Records
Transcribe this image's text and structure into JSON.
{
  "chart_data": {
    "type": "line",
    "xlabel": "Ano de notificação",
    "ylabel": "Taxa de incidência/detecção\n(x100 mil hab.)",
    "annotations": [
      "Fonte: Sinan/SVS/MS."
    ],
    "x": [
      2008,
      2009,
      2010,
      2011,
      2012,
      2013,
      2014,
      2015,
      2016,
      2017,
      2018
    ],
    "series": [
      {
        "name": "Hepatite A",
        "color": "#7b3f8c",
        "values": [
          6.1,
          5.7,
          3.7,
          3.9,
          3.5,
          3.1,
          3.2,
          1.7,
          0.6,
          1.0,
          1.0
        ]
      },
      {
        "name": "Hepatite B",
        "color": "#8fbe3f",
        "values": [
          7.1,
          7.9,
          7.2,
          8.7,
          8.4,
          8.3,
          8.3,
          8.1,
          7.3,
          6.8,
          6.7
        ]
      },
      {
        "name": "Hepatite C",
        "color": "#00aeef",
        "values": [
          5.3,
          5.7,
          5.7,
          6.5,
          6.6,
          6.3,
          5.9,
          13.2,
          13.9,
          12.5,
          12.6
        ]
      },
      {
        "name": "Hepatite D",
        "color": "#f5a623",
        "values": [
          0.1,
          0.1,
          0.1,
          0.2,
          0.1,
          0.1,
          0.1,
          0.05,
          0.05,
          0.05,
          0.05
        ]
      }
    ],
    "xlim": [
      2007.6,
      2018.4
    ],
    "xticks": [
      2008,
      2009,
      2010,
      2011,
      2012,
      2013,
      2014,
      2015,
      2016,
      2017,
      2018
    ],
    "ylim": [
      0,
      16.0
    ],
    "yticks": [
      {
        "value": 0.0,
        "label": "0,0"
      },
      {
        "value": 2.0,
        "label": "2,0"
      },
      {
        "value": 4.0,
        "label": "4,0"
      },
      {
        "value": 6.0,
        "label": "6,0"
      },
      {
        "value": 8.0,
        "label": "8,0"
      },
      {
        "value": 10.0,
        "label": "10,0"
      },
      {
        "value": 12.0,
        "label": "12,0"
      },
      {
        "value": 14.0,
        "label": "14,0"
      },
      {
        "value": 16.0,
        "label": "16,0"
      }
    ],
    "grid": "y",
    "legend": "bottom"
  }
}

#### Written task:
Of the lines above, how many contain the string "name"? Only the number is required.

#### Response:
4